MATERIAL PROVIDED →
....

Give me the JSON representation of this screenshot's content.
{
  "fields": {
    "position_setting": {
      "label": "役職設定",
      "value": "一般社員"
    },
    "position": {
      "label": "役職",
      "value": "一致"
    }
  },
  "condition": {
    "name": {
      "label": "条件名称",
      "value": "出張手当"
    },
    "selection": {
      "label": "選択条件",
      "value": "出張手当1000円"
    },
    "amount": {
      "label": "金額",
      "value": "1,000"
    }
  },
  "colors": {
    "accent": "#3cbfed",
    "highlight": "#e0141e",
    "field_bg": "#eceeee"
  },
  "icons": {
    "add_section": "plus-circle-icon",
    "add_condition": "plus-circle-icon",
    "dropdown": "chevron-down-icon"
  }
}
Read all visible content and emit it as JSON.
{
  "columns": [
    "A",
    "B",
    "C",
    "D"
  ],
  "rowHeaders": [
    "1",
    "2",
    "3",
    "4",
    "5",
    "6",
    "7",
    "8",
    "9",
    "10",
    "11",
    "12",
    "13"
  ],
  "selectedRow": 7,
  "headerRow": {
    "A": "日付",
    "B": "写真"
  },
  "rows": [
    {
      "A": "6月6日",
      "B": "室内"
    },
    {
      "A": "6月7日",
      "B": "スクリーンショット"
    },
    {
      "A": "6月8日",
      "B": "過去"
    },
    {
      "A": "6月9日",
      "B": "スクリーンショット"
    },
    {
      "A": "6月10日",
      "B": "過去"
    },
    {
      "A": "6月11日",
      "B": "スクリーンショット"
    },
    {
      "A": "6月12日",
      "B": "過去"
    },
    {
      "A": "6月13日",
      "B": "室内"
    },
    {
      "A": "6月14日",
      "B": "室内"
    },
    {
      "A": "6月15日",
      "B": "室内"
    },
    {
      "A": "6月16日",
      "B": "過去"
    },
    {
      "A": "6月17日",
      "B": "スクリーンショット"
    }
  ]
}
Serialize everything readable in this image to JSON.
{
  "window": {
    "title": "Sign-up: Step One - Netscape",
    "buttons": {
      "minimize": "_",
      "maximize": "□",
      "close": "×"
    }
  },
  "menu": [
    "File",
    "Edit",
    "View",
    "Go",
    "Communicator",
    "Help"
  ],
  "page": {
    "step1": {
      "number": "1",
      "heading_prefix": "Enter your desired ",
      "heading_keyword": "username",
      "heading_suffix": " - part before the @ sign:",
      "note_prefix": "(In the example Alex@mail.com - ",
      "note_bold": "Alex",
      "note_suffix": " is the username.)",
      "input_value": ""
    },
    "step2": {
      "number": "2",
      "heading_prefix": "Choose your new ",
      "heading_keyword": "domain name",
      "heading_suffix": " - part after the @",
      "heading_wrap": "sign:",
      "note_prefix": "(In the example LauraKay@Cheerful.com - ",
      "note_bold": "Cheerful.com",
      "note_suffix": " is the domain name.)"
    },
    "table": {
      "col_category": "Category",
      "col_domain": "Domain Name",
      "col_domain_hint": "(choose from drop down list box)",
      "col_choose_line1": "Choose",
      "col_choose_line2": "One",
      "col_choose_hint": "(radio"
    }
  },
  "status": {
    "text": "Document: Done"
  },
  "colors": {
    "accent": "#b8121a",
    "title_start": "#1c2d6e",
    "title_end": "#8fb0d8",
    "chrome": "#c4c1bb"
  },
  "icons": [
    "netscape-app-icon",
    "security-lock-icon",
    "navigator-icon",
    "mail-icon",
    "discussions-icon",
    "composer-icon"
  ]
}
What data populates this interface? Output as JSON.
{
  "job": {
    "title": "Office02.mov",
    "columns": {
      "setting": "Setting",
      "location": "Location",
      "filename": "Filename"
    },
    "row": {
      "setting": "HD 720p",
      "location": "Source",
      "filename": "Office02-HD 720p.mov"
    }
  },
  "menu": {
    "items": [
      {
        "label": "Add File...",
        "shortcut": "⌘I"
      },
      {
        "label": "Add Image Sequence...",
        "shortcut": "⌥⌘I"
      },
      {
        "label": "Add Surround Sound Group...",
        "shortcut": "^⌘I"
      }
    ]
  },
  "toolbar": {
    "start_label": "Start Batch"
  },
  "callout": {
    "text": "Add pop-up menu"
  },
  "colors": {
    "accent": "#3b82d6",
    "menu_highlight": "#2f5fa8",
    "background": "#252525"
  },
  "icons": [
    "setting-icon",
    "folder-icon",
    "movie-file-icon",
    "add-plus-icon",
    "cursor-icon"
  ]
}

....

CHALLENGE →
How many lines of the data hold the string "username"? Reply with the number alone.

ANSWER FOR THIS EXERCISE →
2